◆ EXTRACTED ENTRIES ◆
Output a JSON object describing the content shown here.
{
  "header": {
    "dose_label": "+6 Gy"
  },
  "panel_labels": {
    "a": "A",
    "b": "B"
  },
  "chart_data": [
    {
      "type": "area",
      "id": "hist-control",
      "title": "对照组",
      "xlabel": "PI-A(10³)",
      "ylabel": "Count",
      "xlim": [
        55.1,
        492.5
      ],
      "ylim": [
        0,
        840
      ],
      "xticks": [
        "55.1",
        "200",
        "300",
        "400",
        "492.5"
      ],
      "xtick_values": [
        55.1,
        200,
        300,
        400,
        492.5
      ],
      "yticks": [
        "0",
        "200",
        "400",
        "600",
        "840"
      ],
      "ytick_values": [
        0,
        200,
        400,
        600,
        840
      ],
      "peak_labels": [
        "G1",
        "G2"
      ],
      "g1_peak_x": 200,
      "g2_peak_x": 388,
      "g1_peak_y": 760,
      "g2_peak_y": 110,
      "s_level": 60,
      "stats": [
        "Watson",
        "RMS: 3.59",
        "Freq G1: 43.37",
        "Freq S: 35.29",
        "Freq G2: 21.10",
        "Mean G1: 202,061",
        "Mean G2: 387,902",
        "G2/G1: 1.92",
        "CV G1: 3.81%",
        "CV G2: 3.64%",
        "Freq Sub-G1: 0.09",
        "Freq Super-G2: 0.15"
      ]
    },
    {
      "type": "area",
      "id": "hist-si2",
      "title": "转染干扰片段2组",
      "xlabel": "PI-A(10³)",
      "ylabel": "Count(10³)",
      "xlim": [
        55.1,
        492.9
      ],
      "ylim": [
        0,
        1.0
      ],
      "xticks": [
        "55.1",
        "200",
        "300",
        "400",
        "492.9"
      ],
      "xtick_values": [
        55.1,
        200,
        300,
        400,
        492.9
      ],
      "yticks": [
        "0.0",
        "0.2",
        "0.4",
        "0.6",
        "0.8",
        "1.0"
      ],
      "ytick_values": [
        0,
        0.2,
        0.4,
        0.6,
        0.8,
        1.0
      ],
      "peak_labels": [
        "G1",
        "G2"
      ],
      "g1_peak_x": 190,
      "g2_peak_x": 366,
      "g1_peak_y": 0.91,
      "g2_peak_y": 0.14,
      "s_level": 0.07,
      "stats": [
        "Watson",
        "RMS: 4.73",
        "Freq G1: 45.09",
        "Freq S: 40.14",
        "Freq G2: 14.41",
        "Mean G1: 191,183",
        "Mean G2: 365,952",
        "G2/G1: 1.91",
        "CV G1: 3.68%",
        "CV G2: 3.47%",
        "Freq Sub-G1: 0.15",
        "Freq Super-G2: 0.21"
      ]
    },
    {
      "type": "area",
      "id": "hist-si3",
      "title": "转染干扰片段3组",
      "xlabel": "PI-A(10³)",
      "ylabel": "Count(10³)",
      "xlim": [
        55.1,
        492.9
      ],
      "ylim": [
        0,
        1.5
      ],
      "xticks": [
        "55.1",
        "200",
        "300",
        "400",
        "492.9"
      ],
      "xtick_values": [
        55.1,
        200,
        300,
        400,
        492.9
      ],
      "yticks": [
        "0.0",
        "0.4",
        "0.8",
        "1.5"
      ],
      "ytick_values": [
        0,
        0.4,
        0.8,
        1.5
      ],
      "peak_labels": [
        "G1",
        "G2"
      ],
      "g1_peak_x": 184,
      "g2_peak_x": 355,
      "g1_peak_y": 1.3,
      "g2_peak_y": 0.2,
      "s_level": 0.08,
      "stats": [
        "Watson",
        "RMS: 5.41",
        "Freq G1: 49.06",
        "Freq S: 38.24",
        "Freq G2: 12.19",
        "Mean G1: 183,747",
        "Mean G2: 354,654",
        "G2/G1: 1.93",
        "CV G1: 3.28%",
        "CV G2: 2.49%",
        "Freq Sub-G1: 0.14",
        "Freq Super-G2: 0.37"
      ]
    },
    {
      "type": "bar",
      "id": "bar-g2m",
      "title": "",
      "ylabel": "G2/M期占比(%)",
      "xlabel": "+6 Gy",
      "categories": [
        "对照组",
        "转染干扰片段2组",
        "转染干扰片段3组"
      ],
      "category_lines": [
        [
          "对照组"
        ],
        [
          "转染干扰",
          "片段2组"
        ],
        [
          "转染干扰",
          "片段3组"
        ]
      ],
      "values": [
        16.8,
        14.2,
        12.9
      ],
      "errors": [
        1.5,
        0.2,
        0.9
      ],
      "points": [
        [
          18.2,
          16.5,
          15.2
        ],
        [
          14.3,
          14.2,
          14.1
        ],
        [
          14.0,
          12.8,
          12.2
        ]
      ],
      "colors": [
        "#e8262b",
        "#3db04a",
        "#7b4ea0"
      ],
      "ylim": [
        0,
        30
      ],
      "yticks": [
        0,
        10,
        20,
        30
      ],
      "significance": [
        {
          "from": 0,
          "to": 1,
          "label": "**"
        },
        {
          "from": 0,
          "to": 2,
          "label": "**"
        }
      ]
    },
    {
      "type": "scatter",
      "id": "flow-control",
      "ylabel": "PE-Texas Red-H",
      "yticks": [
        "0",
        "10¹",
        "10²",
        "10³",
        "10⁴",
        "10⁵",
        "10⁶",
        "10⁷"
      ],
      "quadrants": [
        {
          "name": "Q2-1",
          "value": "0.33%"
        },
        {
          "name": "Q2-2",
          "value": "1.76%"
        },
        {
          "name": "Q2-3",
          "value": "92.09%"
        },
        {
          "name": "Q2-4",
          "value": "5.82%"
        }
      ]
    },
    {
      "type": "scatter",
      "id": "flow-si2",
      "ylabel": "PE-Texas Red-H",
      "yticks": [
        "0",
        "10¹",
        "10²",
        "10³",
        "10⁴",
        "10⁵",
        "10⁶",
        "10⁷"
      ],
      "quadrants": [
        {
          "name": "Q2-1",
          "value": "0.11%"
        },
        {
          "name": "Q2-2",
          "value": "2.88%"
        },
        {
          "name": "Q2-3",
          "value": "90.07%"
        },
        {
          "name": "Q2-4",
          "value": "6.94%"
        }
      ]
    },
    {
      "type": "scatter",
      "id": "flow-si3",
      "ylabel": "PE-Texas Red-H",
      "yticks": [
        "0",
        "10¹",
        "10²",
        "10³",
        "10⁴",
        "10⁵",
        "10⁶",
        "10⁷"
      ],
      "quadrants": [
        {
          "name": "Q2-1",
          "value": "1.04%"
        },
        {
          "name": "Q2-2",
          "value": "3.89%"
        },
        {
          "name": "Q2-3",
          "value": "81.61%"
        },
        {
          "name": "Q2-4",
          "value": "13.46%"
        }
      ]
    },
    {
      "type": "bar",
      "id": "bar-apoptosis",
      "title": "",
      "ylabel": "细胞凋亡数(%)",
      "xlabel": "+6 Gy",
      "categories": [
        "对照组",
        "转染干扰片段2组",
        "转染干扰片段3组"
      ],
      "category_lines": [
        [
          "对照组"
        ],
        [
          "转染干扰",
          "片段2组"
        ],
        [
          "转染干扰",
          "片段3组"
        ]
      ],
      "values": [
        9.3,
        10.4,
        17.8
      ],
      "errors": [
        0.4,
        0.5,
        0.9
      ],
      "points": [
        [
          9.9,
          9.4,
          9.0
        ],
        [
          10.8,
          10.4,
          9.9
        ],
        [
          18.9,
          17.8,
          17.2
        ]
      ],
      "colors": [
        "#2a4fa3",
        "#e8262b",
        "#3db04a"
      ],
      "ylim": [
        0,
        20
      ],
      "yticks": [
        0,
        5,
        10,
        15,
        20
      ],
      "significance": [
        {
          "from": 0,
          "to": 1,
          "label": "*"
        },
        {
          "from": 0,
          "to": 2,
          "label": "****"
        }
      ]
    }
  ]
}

◆ EXERCISE GOAL ◆
Collect every line above that contains the word "flow".

◆ SOLUTION ◆
      "id": "flow-control",
      "id": "flow-si2",
      "id": "flow-si3",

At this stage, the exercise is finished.